**SHORT PROBLEM**.
Extract each line of the material that follows exactly and omit its pictures.
▶
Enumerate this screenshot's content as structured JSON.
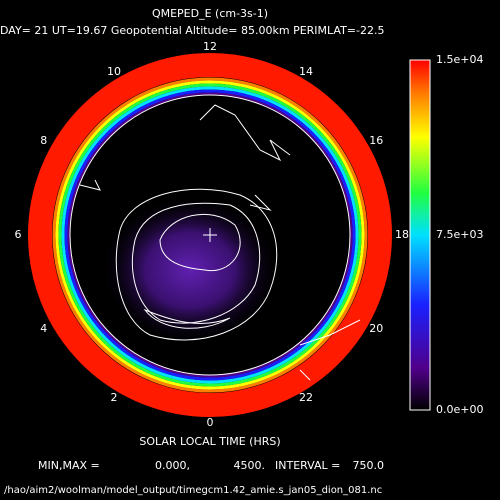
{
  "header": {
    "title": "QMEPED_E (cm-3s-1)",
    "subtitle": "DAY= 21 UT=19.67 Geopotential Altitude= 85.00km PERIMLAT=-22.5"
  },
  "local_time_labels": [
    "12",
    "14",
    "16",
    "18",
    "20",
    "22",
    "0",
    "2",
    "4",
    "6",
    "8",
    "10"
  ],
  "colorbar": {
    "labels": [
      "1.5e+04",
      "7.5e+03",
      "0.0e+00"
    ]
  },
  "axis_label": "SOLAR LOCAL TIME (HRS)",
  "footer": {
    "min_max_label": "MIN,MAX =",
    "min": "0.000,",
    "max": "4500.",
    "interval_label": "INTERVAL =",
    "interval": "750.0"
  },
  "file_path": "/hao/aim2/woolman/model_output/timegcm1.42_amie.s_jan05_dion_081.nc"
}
◀
**RESPONSE TO THE TASK**.
Enumerate this screenshot's content as structured JSON.
{
  "header": {
    "title": "QMEPED_E (cm-3s-1)",
    "subtitle": "DAY= 21 UT=19.67 Geopotential Altitude= 85.00km PERIMLAT=-22.5"
  },
  "local_time_labels": [
    "12",
    "14",
    "16",
    "18",
    "20",
    "22",
    "0",
    "2",
    "4",
    "6",
    "8",
    "10"
  ],
  "colorbar": {
    "labels": [
      "1.5e+04",
      "7.5e+03",
      "0.0e+00"
    ]
  },
  "axis_label": "SOLAR LOCAL TIME (HRS)",
  "footer": {
    "min_max_label": "MIN,MAX =",
    "min": "0.000,",
    "max": "4500.",
    "interval_label": "INTERVAL =",
    "interval": "750.0"
  },
  "file_path": "/hao/aim2/woolman/model_output/timegcm1.42_amie.s_jan05_dion_081.nc"
}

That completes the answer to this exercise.